[TASK PROMPT]
Retype the full set of records. Keep every character identical.

[RECORDS SUPPLIED]
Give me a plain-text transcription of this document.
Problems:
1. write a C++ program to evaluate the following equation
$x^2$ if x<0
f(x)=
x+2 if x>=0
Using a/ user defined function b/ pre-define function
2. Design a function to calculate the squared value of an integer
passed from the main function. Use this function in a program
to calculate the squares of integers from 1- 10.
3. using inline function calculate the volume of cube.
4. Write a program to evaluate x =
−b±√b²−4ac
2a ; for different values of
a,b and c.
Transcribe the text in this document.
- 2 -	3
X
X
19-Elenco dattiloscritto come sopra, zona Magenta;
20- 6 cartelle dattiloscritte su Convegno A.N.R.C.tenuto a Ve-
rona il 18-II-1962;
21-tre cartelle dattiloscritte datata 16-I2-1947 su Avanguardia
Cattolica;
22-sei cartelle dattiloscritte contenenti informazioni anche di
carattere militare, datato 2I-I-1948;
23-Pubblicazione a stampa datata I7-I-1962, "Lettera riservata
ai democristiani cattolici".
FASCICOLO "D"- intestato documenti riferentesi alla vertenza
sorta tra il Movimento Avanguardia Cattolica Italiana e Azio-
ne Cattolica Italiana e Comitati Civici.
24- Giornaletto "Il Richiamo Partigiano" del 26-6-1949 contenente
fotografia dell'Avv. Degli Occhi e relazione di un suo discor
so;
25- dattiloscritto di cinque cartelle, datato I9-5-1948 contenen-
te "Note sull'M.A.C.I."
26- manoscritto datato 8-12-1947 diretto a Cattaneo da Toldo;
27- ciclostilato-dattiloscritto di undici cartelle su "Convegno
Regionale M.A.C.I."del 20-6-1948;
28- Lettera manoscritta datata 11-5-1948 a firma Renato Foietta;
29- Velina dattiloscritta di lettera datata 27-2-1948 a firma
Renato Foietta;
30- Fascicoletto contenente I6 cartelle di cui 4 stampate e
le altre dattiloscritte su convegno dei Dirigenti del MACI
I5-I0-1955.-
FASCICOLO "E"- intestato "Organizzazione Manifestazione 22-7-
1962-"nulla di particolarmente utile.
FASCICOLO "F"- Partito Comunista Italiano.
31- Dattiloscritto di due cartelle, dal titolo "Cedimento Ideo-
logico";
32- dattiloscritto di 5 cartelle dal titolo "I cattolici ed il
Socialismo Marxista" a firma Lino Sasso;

[ANSWER TO THE TASK]
Give me a plain-text transcription of this document.
Problems:
1. write a C++ program to evaluate the following equation
$x^2$ if x<0
f(x)=
x+2 if x>=0
Using a/ user defined function b/ pre-define function
2. Design a function to calculate the squared value of an integer
passed from the main function. Use this function in a program
to calculate the squares of integers from 1- 10.
3. using inline function calculate the volume of cube.
4. Write a program to evaluate x =
−b±√b²−4ac
2a ; for different values of
a,b and c.
Transcribe the text in this document.
- 2 -	3
X
X
19-Elenco dattiloscritto come sopra, zona Magenta;
20- 6 cartelle dattiloscritte su Convegno A.N.R.C.tenuto a Ve-
rona il 18-II-1962;
21-tre cartelle dattiloscritte datata 16-I2-1947 su Avanguardia
Cattolica;
22-sei cartelle dattiloscritte contenenti informazioni anche di
carattere militare, datato 2I-I-1948;
23-Pubblicazione a stampa datata I7-I-1962, "Lettera riservata
ai democristiani cattolici".
FASCICOLO "D"- intestato documenti riferentesi alla vertenza
sorta tra il Movimento Avanguardia Cattolica Italiana e Azio-
ne Cattolica Italiana e Comitati Civici.
24- Giornaletto "Il Richiamo Partigiano" del 26-6-1949 contenente
fotografia dell'Avv. Degli Occhi e relazione di un suo discor
so;
25- dattiloscritto di cinque cartelle, datato I9-5-1948 contenen-
te "Note sull'M.A.C.I."
26- manoscritto datato 8-12-1947 diretto a Cattaneo da Toldo;
27- ciclostilato-dattiloscritto di undici cartelle su "Convegno
Regionale M.A.C.I."del 20-6-1948;
28- Lettera manoscritta datata 11-5-1948 a firma Renato Foietta;
29- Velina dattiloscritta di lettera datata 27-2-1948 a firma
Renato Foietta;
30- Fascicoletto contenente I6 cartelle di cui 4 stampate e
le altre dattiloscritte su convegno dei Dirigenti del MACI
I5-I0-1955.-
FASCICOLO "E"- intestato "Organizzazione Manifestazione 22-7-
1962-"nulla di particolarmente utile.
FASCICOLO "F"- Partito Comunista Italiano.
31- Dattiloscritto di due cartelle, dal titolo "Cedimento Ideo-
logico";
32- dattiloscritto di 5 cartelle dal titolo "I cattolici ed il
Socialismo Marxista" a firma Lino Sasso;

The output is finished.